§ **STATED TASK**: Search the listing for the string "milliers" and copy every line that contains it.
* Begin RECORDS FOR THIS TASK *
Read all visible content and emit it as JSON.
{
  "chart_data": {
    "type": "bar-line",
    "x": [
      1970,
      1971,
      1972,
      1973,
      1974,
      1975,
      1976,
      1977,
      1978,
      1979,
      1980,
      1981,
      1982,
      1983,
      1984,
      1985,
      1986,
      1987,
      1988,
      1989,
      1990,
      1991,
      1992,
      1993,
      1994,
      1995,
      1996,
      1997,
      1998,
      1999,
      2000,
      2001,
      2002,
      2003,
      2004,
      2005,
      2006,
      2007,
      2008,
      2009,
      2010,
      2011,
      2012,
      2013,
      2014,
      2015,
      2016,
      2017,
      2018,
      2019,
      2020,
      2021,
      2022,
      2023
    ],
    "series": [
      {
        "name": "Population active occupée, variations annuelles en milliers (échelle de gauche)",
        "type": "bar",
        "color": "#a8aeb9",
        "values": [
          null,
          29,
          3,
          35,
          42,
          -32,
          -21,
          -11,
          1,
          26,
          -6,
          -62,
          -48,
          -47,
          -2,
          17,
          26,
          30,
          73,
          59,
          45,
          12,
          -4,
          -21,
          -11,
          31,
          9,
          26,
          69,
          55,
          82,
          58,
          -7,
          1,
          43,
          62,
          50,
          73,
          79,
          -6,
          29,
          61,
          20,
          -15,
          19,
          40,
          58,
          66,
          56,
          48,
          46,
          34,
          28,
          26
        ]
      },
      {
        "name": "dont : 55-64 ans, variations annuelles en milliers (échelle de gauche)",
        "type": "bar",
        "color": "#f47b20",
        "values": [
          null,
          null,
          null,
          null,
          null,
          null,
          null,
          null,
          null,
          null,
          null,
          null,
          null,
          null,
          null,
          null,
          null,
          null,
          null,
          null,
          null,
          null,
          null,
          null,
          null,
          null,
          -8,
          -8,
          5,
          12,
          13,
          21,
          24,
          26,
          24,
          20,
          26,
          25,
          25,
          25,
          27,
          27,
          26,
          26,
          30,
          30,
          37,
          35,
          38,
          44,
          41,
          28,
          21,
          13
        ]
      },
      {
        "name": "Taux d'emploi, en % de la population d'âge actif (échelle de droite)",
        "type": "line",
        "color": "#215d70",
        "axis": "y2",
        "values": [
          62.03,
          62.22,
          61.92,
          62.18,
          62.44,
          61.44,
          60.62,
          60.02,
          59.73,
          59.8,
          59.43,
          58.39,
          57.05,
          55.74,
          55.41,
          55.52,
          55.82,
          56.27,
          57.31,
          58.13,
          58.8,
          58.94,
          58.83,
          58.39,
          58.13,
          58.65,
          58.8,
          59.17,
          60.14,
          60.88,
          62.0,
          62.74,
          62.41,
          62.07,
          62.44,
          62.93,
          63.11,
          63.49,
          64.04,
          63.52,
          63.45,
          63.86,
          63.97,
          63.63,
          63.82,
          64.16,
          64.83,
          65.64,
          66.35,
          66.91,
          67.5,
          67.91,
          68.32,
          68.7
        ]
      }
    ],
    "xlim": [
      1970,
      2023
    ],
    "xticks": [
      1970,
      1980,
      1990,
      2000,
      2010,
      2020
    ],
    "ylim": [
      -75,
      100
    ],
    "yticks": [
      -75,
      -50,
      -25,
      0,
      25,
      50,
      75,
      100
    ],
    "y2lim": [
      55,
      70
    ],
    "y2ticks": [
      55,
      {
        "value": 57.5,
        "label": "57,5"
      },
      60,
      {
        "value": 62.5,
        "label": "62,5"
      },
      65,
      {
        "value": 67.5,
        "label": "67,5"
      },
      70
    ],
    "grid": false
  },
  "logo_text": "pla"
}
* End RECORDS FOR THIS TASK *
§ **RIGHT ANSWER**:
        "name": "Population active occupée, variations annuelles en milliers (échelle de gauche)",
        "name": "dont : 55-64 ans, variations annuelles en milliers (échelle de gauche)",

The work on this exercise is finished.